*Esercizi*:
• 1. Secondo il testo sulla provincia di Bolzano, quanti comuni comprende la provincia?
• 2. Modifica il passo del testo sulla provincia di Bolzano da "(ted. Süd-Tirol) Provincia" a "della Regione Trentino-A.).", sostituendo "stretta di Salorno" con "chiusa di Salorno".

(ted. Süd-Tirol) Provincia autonoma di Bolzano (7398 km2 con 532.644 ab. nel 2020); comprende 116 comuni. Include la parte settentrionale del bacino dell’Adige, a monte della stretta di Salorno. Dal 1948 forma con il Trentino la Regione Trentino-A. (➔) Il nome, proposto da E. Tolomei (➔) nel 1906, è diventato comune dal 1919-20. I rapporti linguistici ed economici che collegano questa provincia con il Tirolo austriaco spiegano il nome di Süd-Tirol (nonché quello di Tiroler Etschland, con cui, fino al 1971, era indicata dallo statuto della Regione Trentino-A.).
L’A. confina a NE con l’Austria (Tirolo), a O con la Svizzera (Grigioni), a SE con il Veneto (prov. di Belluno), a S con la provincia autonoma di Trento (Trentino) e a SO con la Lombardia (prov. di Sondrio). Nella valle principale dell’Adige convergono la Val Venosta, solcata dal corso superiore dell’Adige, e le valli dell’Isarco e della Rienza (o Val Pusteria), le quali conducono rispettivamente ai valichi di Resia, del Brennero e di Dobbiaco. A E della sella di Dobbiaco rientra amministrativamente in A. anche il comune di San Candido, con le sorgenti della Drava. A S la regione è delimitata dalla catena che, dal massiccio dell’Ortles-Cevedale, divide la valle superiore dell’Adige da quella del Noce. Caratteristica morfologica è il contrasto fra i massicci montuosi, ripidi e aspri sui margini, e i fondi delle valli maggiori, ampi, modellati dai grandi ghiacciai quaternari. Alla confluenza delle valli si aprono vaste e spesso fertili conche. Nei fondivalle il clima è relativamente mite d’inverno e caldo d’estate, con scarse piogge; nelle aree montuose si hanno lunghi e rigidi inverni con nevi e piogge abbondanti. Soltanto poco più di un terzo dell’area totale è permanentemente abitata. La Val Venosta e le sue valli laterali presentano le condizioni migliori per l’insediamento umano, che si spinge fino ai 1900 m (Val di Solda, Val Senales, Val Passiria). Meno favorite sono quelle dell’Isarco e della Rienza.

*Sezione dati*:

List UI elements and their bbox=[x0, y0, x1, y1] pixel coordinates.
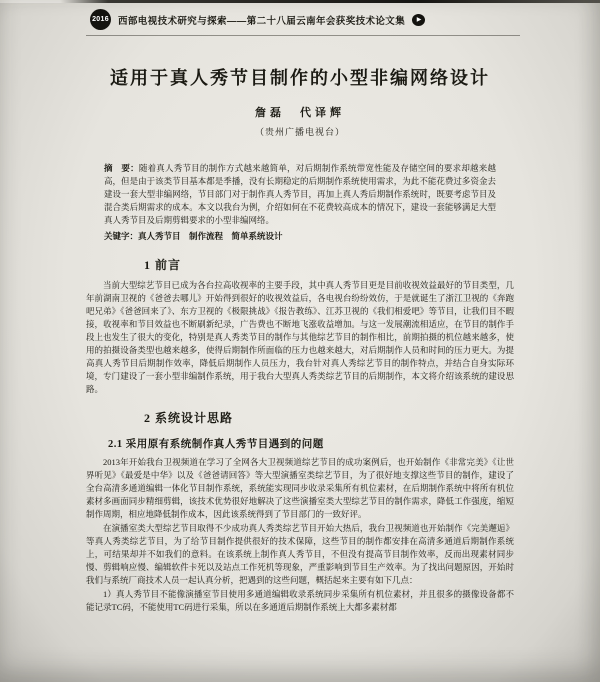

*Soluzioni degli esercizi*:
• 1. 116 comuni.

• 2.
(ted. Süd-Tirol) Provincia autonoma di Bolzano (7398 km2 con 532.644 ab. nel 2020); comprende 116 comuni. Include la parte settentrionale del bacino dell’Adige, a monte della chiusa di Salorno. Dal 1948 forma con il Trentino la Regione Trentino-A. (➔) Il nome, proposto da E. Tolomei (➔) nel 1906, è diventato comune dal 1919-20. I rapporti linguistici ed economici che collegano questa provincia con il Tirolo austriaco spiegano il nome di Süd-Tirol (nonché quello di Tiroler Etschland, con cui, fino al 1971, era indicata dallo statuto della Regione Trentino-A.).